## BEGIN Items

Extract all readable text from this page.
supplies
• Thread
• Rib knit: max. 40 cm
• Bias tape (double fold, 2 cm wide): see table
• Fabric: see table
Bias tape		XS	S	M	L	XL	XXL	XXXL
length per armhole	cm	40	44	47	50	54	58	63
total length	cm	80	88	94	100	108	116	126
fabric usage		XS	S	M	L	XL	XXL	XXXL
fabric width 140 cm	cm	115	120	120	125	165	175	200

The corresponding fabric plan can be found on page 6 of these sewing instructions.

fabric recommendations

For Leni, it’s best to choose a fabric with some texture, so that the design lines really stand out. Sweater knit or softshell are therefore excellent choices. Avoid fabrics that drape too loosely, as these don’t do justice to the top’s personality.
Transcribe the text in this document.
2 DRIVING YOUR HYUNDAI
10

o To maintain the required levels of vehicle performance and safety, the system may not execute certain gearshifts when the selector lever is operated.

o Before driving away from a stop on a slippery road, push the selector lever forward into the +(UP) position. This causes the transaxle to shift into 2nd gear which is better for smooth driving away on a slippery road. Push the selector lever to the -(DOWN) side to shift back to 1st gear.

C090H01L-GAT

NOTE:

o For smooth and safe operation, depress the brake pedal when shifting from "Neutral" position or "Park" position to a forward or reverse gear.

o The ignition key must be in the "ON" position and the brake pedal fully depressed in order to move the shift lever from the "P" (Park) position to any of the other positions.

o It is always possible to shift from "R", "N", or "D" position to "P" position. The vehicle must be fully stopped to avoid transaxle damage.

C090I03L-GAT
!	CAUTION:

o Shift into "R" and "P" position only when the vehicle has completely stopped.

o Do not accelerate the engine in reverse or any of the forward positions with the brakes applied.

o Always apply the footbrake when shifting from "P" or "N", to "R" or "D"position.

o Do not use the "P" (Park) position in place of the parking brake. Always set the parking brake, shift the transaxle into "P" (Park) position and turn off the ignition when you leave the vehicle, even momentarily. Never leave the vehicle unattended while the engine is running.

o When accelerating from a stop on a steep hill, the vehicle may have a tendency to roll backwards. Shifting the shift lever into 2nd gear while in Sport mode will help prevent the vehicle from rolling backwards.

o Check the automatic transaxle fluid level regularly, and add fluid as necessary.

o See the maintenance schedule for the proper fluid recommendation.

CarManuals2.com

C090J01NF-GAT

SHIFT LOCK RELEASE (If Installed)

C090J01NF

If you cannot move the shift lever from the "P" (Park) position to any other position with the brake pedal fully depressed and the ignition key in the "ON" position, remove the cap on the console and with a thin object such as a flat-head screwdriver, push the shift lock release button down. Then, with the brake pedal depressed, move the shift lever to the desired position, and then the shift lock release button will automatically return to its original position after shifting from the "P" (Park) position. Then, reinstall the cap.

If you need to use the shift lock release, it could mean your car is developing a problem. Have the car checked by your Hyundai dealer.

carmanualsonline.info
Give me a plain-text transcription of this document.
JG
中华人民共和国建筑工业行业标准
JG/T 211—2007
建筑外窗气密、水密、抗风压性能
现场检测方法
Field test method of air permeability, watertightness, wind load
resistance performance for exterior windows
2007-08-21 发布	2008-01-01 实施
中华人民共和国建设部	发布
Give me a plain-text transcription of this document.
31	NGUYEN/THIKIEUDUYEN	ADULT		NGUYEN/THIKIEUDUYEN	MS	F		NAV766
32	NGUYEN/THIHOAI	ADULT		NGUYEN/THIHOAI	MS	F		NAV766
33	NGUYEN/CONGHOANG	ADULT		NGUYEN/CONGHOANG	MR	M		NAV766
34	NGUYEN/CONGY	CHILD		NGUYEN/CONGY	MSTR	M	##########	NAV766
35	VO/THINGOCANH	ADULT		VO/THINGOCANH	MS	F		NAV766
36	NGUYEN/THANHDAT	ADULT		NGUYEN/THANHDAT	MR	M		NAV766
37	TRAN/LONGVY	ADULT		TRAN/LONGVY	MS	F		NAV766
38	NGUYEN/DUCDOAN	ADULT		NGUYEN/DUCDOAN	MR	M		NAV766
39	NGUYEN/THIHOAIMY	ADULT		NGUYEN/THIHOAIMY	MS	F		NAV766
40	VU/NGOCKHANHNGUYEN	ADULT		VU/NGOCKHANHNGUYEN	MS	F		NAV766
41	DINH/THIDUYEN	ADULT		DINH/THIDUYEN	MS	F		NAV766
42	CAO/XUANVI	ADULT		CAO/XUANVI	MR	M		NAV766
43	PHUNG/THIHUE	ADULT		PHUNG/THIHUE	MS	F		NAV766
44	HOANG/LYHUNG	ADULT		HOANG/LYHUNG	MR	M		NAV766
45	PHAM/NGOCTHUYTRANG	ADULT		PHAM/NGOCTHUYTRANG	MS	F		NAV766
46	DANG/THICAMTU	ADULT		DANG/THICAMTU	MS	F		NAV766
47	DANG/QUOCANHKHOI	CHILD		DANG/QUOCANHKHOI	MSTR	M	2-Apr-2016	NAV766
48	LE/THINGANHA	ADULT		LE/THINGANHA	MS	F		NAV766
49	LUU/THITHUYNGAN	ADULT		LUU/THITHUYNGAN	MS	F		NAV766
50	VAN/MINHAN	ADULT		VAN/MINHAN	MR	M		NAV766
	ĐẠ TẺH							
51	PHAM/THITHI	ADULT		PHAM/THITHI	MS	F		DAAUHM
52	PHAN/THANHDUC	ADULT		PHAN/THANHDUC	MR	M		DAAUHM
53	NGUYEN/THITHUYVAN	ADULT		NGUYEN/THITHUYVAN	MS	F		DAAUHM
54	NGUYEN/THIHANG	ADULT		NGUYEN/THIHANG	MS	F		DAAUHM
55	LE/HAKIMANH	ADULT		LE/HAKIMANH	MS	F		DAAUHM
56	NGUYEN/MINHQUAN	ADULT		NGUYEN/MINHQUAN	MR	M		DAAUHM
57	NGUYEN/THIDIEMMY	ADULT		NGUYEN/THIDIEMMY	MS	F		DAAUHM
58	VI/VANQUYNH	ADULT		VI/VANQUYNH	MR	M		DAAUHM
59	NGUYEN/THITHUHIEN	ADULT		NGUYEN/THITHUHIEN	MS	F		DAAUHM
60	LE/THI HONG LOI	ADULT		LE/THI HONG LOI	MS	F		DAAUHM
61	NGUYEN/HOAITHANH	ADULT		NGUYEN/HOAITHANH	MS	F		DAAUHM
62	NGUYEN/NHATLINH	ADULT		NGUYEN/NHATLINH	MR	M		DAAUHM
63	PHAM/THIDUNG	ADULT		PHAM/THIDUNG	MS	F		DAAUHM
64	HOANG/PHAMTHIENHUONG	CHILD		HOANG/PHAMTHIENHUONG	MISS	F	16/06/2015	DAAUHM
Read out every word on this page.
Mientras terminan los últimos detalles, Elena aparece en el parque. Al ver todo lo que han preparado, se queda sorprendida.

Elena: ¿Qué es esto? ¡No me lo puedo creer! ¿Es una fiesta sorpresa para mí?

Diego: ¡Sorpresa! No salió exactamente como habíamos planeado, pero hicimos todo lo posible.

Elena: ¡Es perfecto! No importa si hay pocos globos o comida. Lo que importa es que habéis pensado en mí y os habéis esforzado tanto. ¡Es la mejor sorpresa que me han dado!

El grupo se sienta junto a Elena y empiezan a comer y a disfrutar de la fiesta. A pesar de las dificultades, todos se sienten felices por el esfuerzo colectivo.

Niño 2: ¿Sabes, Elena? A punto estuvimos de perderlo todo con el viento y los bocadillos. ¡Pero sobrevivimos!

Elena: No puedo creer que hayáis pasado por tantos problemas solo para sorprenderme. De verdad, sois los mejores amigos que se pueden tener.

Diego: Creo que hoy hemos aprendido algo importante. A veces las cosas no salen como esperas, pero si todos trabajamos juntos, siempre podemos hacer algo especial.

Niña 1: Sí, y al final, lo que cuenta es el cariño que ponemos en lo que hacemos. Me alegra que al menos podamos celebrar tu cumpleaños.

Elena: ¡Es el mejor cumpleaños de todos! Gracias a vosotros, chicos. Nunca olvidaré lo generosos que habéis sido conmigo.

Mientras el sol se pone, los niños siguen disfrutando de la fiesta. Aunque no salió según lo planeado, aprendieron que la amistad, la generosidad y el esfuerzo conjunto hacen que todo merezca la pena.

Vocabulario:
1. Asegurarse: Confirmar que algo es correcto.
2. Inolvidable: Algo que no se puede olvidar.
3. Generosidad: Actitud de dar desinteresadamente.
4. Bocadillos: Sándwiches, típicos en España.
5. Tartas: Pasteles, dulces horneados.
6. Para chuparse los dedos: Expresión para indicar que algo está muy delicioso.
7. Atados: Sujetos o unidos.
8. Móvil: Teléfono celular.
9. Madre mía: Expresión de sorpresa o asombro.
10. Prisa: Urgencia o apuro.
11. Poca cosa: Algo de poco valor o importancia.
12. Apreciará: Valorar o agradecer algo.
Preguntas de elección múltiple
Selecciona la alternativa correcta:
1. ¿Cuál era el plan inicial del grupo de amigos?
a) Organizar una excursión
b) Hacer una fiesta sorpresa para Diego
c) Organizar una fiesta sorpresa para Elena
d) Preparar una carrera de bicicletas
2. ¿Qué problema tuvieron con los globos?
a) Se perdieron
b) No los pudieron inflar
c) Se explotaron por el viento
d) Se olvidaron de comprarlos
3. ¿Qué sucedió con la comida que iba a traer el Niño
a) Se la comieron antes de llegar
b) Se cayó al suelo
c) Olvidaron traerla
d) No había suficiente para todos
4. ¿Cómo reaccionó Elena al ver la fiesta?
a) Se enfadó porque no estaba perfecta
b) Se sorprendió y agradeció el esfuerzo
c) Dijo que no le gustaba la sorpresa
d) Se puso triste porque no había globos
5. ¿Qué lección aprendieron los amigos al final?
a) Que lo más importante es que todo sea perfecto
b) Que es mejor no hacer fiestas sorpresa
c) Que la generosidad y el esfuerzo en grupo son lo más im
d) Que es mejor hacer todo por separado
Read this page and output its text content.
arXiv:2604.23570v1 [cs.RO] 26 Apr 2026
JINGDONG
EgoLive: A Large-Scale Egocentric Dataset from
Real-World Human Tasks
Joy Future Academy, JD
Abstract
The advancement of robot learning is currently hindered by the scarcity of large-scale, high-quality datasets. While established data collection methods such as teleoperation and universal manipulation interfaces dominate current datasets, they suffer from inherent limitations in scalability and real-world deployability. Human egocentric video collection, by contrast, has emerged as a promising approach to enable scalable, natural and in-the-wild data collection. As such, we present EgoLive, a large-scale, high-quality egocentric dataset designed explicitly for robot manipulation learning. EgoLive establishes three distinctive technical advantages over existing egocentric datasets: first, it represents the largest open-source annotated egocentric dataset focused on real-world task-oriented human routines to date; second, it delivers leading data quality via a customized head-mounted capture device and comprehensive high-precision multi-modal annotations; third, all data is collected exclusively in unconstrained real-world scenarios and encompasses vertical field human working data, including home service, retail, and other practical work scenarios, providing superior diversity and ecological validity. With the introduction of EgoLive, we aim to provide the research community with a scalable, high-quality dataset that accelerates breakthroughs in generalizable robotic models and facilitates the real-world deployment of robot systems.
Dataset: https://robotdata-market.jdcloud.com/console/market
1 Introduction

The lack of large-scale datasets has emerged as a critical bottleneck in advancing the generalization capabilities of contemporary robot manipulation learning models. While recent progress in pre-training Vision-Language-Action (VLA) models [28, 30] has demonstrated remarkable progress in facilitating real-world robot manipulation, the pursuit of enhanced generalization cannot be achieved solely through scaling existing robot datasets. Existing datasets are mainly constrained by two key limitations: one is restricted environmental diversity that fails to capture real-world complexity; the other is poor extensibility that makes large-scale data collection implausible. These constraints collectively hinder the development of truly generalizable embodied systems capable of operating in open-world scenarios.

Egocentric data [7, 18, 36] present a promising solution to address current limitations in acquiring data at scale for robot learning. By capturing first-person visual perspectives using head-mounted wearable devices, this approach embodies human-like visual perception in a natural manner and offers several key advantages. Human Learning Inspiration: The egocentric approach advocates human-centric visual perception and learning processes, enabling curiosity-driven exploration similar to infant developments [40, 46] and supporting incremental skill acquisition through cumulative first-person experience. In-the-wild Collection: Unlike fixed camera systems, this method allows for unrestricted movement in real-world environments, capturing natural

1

## END Items

Gather all lines where the word "stopped" appears.

o It is always possible to shift from "R", "N", or "D" position to "P" position. The vehicle must be fully stopped to avoid transaxle damage.
o Shift into "R" and "P" position only when the vehicle has completely stopped.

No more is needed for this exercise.